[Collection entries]
········

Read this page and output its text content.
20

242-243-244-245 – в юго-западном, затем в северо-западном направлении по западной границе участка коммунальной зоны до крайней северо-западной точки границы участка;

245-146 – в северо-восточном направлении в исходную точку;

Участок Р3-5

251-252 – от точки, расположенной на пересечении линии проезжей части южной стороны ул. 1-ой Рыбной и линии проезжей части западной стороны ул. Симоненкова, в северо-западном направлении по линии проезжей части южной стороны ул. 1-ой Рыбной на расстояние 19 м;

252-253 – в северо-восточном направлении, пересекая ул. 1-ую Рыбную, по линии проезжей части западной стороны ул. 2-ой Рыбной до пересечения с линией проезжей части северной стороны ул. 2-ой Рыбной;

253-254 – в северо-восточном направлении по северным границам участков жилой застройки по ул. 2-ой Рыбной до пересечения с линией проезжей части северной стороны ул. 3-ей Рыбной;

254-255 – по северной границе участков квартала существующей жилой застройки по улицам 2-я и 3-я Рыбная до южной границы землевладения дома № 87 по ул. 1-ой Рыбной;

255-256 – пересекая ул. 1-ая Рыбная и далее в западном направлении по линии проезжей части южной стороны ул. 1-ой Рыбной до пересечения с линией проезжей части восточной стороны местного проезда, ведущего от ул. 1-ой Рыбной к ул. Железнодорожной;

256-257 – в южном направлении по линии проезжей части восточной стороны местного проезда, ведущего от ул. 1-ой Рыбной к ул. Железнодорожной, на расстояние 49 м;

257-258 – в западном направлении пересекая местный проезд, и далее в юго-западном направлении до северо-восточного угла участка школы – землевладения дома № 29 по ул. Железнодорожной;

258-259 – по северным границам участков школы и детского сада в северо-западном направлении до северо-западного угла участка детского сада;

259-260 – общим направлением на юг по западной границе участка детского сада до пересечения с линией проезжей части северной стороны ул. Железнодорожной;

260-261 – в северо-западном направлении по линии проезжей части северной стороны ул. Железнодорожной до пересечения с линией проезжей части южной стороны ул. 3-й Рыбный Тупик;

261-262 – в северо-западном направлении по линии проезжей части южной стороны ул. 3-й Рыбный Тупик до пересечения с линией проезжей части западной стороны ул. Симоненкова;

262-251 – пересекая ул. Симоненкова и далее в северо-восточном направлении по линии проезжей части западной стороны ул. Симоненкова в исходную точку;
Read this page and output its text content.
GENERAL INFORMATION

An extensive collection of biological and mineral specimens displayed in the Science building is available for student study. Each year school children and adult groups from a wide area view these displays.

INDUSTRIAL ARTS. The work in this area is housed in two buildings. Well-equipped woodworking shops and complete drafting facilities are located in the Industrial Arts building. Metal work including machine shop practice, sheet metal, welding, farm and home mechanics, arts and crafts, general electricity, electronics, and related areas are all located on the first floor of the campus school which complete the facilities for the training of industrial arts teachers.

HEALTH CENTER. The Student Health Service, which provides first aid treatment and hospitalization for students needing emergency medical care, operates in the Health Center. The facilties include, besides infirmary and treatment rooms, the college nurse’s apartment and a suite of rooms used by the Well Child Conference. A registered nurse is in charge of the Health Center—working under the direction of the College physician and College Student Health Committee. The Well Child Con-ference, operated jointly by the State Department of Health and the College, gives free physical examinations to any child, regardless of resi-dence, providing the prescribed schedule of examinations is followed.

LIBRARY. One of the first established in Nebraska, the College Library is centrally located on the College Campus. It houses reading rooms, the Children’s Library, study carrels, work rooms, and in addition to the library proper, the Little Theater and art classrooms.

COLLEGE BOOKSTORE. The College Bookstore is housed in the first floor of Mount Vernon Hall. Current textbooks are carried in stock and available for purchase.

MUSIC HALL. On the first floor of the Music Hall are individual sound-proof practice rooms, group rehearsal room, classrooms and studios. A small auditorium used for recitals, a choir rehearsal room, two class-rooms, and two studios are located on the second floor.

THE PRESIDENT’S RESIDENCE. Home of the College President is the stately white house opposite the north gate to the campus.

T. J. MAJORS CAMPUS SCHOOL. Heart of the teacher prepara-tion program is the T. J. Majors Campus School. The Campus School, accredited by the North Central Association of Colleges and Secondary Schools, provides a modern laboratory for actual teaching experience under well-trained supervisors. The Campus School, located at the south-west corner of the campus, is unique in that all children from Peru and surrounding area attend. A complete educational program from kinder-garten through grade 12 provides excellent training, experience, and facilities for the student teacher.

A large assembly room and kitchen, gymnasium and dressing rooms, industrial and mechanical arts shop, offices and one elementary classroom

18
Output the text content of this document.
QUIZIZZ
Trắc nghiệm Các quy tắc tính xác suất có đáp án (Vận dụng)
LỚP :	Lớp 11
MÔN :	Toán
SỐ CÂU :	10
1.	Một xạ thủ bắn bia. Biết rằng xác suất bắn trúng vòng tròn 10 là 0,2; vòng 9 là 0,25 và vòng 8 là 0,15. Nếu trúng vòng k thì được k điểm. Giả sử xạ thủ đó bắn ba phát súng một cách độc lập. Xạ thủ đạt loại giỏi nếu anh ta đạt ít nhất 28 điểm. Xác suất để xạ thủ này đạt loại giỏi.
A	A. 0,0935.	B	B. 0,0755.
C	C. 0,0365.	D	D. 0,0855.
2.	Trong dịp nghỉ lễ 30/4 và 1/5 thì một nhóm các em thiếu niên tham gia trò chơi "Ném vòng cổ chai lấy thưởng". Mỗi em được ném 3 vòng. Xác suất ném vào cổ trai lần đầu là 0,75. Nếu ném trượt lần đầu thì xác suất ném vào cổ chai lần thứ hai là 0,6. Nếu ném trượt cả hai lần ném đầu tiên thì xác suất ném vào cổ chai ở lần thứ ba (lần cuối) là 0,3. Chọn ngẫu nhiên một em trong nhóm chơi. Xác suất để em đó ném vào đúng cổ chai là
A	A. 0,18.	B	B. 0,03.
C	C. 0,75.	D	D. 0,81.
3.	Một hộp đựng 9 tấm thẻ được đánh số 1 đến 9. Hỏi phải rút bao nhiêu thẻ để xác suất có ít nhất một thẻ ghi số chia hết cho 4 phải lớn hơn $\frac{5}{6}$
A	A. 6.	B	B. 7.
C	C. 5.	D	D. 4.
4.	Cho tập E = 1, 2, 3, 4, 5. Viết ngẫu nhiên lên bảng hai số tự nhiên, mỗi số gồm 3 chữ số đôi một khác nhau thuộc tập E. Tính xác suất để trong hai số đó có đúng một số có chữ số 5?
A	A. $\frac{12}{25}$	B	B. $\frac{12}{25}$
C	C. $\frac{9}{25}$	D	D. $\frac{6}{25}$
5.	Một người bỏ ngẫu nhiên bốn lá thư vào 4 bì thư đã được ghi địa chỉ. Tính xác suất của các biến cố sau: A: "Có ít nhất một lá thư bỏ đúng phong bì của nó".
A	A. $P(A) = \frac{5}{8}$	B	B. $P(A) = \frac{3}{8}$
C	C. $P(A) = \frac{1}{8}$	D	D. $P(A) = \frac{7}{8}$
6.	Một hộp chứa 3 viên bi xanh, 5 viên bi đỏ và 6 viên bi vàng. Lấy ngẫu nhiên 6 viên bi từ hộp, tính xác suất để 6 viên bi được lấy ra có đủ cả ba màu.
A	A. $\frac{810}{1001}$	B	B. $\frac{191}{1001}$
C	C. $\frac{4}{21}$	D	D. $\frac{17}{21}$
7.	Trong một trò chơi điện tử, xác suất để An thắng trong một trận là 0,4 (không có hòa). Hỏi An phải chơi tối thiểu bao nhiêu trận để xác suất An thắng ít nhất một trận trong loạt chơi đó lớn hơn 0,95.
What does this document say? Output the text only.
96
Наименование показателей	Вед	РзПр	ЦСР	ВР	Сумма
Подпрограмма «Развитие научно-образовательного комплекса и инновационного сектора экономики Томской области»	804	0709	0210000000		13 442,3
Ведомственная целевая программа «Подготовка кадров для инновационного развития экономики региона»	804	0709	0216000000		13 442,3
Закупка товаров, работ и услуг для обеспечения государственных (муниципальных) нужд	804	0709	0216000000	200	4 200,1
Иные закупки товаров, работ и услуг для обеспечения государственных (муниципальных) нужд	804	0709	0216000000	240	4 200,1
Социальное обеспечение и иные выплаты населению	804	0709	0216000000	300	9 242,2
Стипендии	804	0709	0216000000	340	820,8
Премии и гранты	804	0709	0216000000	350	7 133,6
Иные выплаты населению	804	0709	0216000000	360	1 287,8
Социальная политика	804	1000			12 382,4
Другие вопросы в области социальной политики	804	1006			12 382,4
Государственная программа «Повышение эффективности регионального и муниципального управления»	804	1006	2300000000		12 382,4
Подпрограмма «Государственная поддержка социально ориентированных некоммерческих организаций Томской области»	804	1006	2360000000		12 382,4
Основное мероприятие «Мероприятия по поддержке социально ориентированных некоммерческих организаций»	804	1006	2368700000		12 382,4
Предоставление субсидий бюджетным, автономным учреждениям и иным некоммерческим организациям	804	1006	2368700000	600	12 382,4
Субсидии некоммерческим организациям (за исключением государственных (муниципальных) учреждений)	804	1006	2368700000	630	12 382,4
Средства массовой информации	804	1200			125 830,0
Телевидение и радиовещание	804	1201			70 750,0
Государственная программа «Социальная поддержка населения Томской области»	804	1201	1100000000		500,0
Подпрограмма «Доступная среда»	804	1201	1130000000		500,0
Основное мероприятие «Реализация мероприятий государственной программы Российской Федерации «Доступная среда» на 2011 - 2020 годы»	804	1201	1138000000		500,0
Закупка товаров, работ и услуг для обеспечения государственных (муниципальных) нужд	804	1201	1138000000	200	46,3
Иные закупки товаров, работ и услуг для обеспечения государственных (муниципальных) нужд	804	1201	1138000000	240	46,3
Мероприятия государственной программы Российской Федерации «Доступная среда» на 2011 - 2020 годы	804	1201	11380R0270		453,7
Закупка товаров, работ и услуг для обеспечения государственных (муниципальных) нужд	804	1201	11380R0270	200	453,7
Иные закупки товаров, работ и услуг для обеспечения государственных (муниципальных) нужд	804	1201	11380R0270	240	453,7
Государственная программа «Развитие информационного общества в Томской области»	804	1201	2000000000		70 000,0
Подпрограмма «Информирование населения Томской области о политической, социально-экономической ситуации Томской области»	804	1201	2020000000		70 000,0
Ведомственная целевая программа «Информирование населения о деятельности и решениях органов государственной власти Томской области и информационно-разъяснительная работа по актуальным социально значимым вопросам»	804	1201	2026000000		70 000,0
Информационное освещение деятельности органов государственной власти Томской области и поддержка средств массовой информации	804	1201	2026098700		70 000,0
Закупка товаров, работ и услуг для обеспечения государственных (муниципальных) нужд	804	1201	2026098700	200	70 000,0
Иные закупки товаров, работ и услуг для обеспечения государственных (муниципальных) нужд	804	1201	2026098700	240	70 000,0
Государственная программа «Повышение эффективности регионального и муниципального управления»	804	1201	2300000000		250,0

········

▶ Objective:
Find and copy each line above that includes the string "организациям".

▶ Result for this task:
Предоставление субсидий бюджетным, автономным учреждениям и иным некоммерческим организациям	804	1006	2368700000	600	12 382,4
Субсидии некоммерческим организациям (за исключением государственных (муниципальных) учреждений)	804	1006	2368700000	630	12 382,4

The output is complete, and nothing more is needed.